+++ PROVIDED RECORDS
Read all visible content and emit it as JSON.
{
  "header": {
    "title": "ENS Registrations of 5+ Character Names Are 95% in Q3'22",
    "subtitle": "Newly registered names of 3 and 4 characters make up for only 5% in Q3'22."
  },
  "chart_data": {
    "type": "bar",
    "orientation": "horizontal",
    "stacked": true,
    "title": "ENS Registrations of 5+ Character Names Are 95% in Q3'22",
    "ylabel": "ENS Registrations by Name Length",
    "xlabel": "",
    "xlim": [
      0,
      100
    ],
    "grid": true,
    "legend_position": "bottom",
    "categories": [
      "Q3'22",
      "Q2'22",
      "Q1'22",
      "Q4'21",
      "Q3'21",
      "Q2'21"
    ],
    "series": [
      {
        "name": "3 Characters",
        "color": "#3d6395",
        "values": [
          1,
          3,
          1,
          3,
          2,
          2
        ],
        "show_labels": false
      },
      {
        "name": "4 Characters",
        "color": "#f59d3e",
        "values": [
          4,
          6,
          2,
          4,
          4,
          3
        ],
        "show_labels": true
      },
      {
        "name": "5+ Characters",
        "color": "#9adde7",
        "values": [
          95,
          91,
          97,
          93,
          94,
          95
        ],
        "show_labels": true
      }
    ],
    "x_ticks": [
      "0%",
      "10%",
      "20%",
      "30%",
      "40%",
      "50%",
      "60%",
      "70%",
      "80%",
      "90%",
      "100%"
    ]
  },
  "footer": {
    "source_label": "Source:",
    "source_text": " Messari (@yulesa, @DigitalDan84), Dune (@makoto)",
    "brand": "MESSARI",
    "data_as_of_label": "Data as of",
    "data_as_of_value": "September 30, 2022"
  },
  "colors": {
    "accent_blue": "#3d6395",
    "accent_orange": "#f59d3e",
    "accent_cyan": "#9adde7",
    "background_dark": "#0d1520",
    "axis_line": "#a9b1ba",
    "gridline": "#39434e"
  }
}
++++++
EXERCISE GOAL: Return all of the above records exactly, leaving no line out.

CORRECT RESPONSE:
Read all visible content and emit it as JSON.
{
  "header": {
    "title": "ENS Registrations of 5+ Character Names Are 95% in Q3'22",
    "subtitle": "Newly registered names of 3 and 4 characters make up for only 5% in Q3'22."
  },
  "chart_data": {
    "type": "bar",
    "orientation": "horizontal",
    "stacked": true,
    "title": "ENS Registrations of 5+ Character Names Are 95% in Q3'22",
    "ylabel": "ENS Registrations by Name Length",
    "xlabel": "",
    "xlim": [
      0,
      100
    ],
    "grid": true,
    "legend_position": "bottom",
    "categories": [
      "Q3'22",
      "Q2'22",
      "Q1'22",
      "Q4'21",
      "Q3'21",
      "Q2'21"
    ],
    "series": [
      {
        "name": "3 Characters",
        "color": "#3d6395",
        "values": [
          1,
          3,
          1,
          3,
          2,
          2
        ],
        "show_labels": false
      },
      {
        "name": "4 Characters",
        "color": "#f59d3e",
        "values": [
          4,
          6,
          2,
          4,
          4,
          3
        ],
        "show_labels": true
      },
      {
        "name": "5+ Characters",
        "color": "#9adde7",
        "values": [
          95,
          91,
          97,
          93,
          94,
          95
        ],
        "show_labels": true
      }
    ],
    "x_ticks": [
      "0%",
      "10%",
      "20%",
      "30%",
      "40%",
      "50%",
      "60%",
      "70%",
      "80%",
      "90%",
      "100%"
    ]
  },
  "footer": {
    "source_label": "Source:",
    "source_text": " Messari (@yulesa, @DigitalDan84), Dune (@makoto)",
    "brand": "MESSARI",
    "data_as_of_label": "Data as of",
    "data_as_of_value": "September 30, 2022"
  },
  "colors": {
    "accent_blue": "#3d6395",
    "accent_orange": "#f59d3e",
    "accent_cyan": "#9adde7",
    "background_dark": "#0d1520",
    "axis_line": "#a9b1ba",
    "gridline": "#39434e"
  }
}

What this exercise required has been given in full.